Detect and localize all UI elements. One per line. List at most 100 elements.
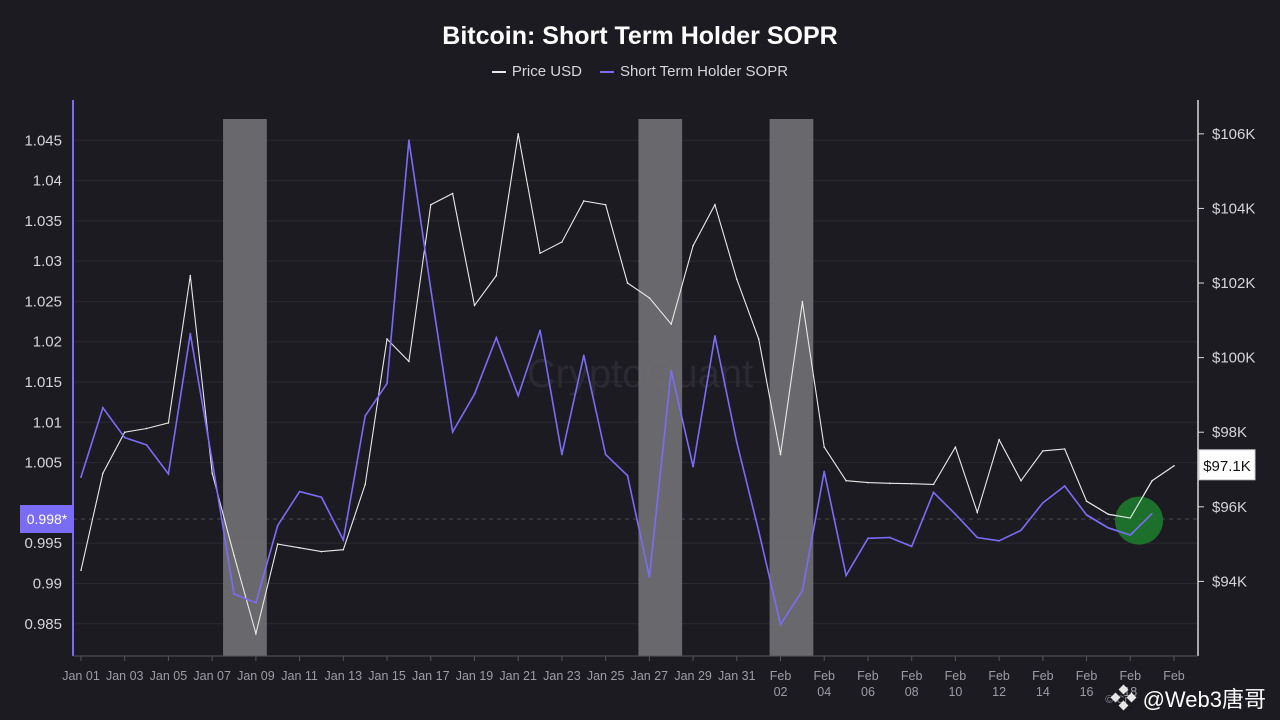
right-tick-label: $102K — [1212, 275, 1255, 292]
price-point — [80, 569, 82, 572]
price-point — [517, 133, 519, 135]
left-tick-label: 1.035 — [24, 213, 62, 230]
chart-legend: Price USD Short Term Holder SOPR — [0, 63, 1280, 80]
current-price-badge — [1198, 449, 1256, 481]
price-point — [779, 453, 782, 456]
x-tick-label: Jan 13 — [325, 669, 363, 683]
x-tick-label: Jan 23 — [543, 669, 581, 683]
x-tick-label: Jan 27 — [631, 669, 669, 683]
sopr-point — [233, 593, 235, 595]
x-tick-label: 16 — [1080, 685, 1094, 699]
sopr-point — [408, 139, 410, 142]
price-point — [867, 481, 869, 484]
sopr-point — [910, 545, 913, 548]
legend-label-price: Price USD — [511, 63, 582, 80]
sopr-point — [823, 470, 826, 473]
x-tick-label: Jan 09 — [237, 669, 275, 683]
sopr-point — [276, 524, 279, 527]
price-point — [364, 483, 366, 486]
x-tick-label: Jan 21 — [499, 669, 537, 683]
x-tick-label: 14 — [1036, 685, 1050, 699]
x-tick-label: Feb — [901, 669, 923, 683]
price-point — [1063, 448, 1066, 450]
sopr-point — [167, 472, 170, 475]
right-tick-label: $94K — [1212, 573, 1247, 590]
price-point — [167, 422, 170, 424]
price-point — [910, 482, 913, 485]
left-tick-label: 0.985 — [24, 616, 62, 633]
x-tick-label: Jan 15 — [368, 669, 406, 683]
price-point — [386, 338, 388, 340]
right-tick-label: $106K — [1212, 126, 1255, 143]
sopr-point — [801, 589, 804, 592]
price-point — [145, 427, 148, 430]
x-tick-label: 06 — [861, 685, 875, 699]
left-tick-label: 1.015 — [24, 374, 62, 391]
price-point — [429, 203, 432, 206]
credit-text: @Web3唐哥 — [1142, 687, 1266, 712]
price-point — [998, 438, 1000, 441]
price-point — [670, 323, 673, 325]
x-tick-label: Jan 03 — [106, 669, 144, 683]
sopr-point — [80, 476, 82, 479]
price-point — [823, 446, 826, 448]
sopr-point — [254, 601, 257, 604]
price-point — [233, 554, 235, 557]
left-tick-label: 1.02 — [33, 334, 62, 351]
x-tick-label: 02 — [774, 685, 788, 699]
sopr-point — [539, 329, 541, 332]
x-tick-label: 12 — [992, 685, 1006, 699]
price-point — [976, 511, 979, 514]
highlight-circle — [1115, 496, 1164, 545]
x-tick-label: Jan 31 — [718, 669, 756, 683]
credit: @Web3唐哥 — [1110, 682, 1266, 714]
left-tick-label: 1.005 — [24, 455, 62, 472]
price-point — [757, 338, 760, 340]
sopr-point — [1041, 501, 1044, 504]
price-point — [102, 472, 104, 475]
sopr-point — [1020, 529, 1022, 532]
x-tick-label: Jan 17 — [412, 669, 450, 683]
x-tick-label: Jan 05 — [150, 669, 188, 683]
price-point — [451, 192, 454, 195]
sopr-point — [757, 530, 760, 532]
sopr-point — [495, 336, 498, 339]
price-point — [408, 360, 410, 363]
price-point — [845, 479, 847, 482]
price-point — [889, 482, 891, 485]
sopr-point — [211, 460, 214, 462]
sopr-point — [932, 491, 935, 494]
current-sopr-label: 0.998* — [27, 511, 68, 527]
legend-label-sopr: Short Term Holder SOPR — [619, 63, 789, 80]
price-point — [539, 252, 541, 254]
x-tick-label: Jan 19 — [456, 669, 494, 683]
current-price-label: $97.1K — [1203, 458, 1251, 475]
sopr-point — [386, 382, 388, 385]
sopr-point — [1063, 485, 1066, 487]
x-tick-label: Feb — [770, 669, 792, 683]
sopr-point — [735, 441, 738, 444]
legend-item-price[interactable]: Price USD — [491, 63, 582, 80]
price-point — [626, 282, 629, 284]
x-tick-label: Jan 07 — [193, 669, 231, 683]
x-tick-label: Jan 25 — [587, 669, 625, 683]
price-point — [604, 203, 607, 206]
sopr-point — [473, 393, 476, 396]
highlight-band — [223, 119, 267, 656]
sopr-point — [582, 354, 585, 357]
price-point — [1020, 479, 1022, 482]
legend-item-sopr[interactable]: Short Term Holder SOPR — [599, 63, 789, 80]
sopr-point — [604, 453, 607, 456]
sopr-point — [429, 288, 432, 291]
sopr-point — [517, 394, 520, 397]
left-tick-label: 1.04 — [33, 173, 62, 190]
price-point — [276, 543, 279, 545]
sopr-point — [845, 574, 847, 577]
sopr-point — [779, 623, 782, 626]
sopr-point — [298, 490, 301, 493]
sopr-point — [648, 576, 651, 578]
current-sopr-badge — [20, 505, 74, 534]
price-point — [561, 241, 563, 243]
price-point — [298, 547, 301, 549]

▸ Task to carry out
Reproduce every line of the material above without changing anything, and leave the pictures out.

▸ Response below
Detect and localize all UI elements. One per line. List at most 100 elements.
right-tick-label: $102K — [1212, 275, 1255, 292]
price-point — [80, 569, 82, 572]
price-point — [517, 133, 519, 135]
left-tick-label: 1.035 — [24, 213, 62, 230]
chart-legend: Price USD Short Term Holder SOPR — [0, 63, 1280, 80]
current-price-badge — [1198, 449, 1256, 481]
price-point — [779, 453, 782, 456]
x-tick-label: Jan 13 — [325, 669, 363, 683]
x-tick-label: Jan 23 — [543, 669, 581, 683]
x-tick-label: Jan 27 — [631, 669, 669, 683]
sopr-point — [233, 593, 235, 595]
x-tick-label: 16 — [1080, 685, 1094, 699]
sopr-point — [408, 139, 410, 142]
price-point — [867, 481, 869, 484]
sopr-point — [910, 545, 913, 548]
legend-label-price: Price USD — [511, 63, 582, 80]
sopr-point — [823, 470, 826, 473]
x-tick-label: Jan 09 — [237, 669, 275, 683]
sopr-point — [276, 524, 279, 527]
price-point — [364, 483, 366, 486]
x-tick-label: Jan 21 — [499, 669, 537, 683]
x-tick-label: 14 — [1036, 685, 1050, 699]
x-tick-label: Feb — [901, 669, 923, 683]
price-point — [1063, 448, 1066, 450]
sopr-point — [167, 472, 170, 475]
right-tick-label: $94K — [1212, 573, 1247, 590]
price-point — [167, 422, 170, 424]
price-point — [910, 482, 913, 485]
left-tick-label: 0.985 — [24, 616, 62, 633]
x-tick-label: Jan 15 — [368, 669, 406, 683]
price-point — [386, 338, 388, 340]
right-tick-label: $106K — [1212, 126, 1255, 143]
sopr-point — [801, 589, 804, 592]
price-point — [145, 427, 148, 430]
x-tick-label: 06 — [861, 685, 875, 699]
left-tick-label: 1.015 — [24, 374, 62, 391]
price-point — [429, 203, 432, 206]
credit-text: @Web3唐哥 — [1142, 687, 1266, 712]
price-point — [998, 438, 1000, 441]
price-point — [670, 323, 673, 325]
x-tick-label: Jan 03 — [106, 669, 144, 683]
sopr-point — [80, 476, 82, 479]
price-point — [823, 446, 826, 448]
sopr-point — [254, 601, 257, 604]
price-point — [233, 554, 235, 557]
left-tick-label: 1.02 — [33, 334, 62, 351]
x-tick-label: 02 — [774, 685, 788, 699]
sopr-point — [539, 329, 541, 332]
x-tick-label: 12 — [992, 685, 1006, 699]
price-point — [976, 511, 979, 514]
highlight-circle — [1115, 496, 1164, 545]
x-tick-label: Jan 31 — [718, 669, 756, 683]
credit: @Web3唐哥 — [1110, 682, 1266, 714]
left-tick-label: 1.005 — [24, 455, 62, 472]
price-point — [757, 338, 760, 340]
sopr-point — [1041, 501, 1044, 504]
price-point — [102, 472, 104, 475]
sopr-point — [1020, 529, 1022, 532]
x-tick-label: Jan 17 — [412, 669, 450, 683]
x-tick-label: Jan 05 — [150, 669, 188, 683]
price-point — [451, 192, 454, 195]
sopr-point — [757, 530, 760, 532]
sopr-point — [495, 336, 498, 339]
price-point — [408, 360, 410, 363]
price-point — [845, 479, 847, 482]
price-point — [889, 482, 891, 485]
sopr-point — [211, 460, 214, 462]
sopr-point — [932, 491, 935, 494]
current-sopr-label: 0.998* — [27, 511, 68, 527]
legend-label-sopr: Short Term Holder SOPR — [619, 63, 789, 80]
price-point — [539, 252, 541, 254]
x-tick-label: Jan 19 — [456, 669, 494, 683]
current-price-label: $97.1K — [1203, 458, 1251, 475]
sopr-point — [386, 382, 388, 385]
sopr-point — [1063, 485, 1066, 487]
x-tick-label: Feb — [770, 669, 792, 683]
sopr-point — [735, 441, 738, 444]
legend-item-price[interactable]: Price USD — [491, 63, 582, 80]
price-point — [626, 282, 629, 284]
x-tick-label: Jan 07 — [193, 669, 231, 683]
x-tick-label: Jan 25 — [587, 669, 625, 683]
price-point — [604, 203, 607, 206]
sopr-point — [473, 393, 476, 396]
highlight-band — [223, 119, 267, 656]
sopr-point — [582, 354, 585, 357]
price-point — [1020, 479, 1022, 482]
legend-item-sopr[interactable]: Short Term Holder SOPR — [599, 63, 789, 80]
sopr-point — [604, 453, 607, 456]
sopr-point — [429, 288, 432, 291]
sopr-point — [517, 394, 520, 397]
left-tick-label: 1.04 — [33, 173, 62, 190]
price-point — [276, 543, 279, 545]
sopr-point — [845, 574, 847, 577]
sopr-point — [779, 623, 782, 626]
sopr-point — [298, 490, 301, 493]
sopr-point — [648, 576, 651, 578]
current-sopr-badge — [20, 505, 74, 534]
price-point — [561, 241, 563, 243]
price-point — [298, 547, 301, 549]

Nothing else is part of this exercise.